##### Records supplied

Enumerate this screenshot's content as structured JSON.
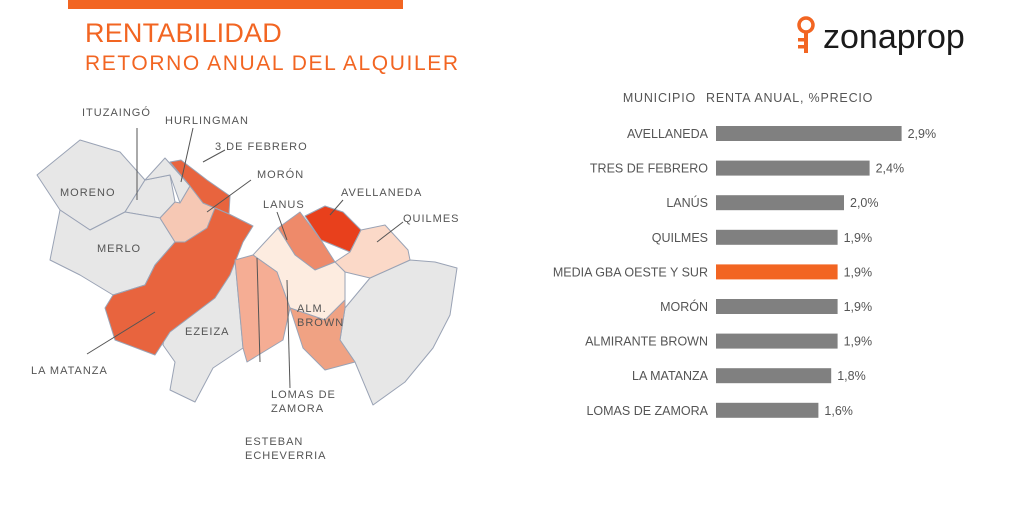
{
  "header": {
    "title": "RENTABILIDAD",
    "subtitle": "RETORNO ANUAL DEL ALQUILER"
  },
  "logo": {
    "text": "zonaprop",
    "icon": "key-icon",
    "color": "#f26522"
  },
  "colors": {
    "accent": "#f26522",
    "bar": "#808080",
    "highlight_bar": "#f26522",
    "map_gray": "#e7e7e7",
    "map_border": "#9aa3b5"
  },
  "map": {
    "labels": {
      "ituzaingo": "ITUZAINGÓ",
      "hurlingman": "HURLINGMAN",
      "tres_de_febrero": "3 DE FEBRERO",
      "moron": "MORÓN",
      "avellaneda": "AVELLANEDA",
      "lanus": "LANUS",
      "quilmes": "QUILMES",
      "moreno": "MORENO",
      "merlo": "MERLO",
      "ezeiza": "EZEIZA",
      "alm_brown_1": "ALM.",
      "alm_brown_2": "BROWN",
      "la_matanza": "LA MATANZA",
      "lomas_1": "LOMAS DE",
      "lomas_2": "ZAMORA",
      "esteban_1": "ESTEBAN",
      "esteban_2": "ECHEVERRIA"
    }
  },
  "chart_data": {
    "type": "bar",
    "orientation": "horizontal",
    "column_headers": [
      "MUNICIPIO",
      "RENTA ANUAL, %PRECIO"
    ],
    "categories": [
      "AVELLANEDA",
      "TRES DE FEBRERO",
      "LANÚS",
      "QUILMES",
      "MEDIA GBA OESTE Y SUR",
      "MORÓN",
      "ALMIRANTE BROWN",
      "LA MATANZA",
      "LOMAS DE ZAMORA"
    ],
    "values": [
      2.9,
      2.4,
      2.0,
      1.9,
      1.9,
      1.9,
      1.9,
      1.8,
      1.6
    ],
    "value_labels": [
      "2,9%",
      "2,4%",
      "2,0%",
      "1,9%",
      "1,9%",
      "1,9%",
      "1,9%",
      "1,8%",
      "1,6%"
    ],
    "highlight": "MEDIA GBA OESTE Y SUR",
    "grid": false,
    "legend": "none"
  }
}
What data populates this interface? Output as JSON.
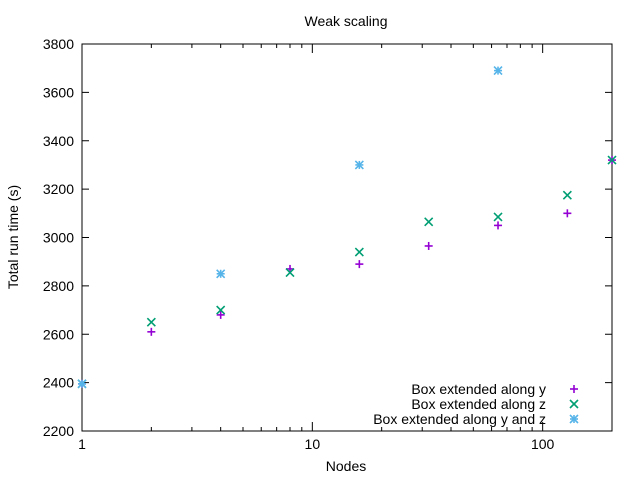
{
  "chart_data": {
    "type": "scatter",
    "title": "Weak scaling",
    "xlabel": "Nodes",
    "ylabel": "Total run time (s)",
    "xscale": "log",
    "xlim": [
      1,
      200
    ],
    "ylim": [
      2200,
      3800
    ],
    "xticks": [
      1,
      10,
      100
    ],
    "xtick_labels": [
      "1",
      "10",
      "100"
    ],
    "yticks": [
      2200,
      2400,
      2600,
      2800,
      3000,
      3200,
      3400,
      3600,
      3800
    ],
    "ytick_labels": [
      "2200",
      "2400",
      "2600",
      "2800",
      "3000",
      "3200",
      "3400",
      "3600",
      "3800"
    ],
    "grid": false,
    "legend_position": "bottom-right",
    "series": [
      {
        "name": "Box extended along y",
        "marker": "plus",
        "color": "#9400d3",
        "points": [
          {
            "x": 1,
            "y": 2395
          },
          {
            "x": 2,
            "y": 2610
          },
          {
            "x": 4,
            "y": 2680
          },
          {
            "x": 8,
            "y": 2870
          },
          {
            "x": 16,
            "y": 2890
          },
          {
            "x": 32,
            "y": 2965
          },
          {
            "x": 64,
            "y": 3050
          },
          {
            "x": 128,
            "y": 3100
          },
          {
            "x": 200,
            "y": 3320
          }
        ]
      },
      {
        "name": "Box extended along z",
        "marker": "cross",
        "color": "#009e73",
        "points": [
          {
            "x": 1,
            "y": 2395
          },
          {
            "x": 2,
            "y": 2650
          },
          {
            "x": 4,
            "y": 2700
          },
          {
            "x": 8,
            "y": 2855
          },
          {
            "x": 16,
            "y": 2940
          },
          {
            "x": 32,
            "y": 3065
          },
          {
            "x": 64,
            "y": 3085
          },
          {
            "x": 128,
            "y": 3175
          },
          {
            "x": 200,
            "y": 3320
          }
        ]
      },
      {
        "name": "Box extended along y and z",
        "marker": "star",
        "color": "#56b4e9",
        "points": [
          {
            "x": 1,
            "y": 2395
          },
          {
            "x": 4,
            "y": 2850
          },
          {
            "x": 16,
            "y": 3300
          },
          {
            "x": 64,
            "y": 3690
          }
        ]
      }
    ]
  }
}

##########

● Exercise
State the count of lines that contain the string "extended". Nothing else is needed.

● Response
3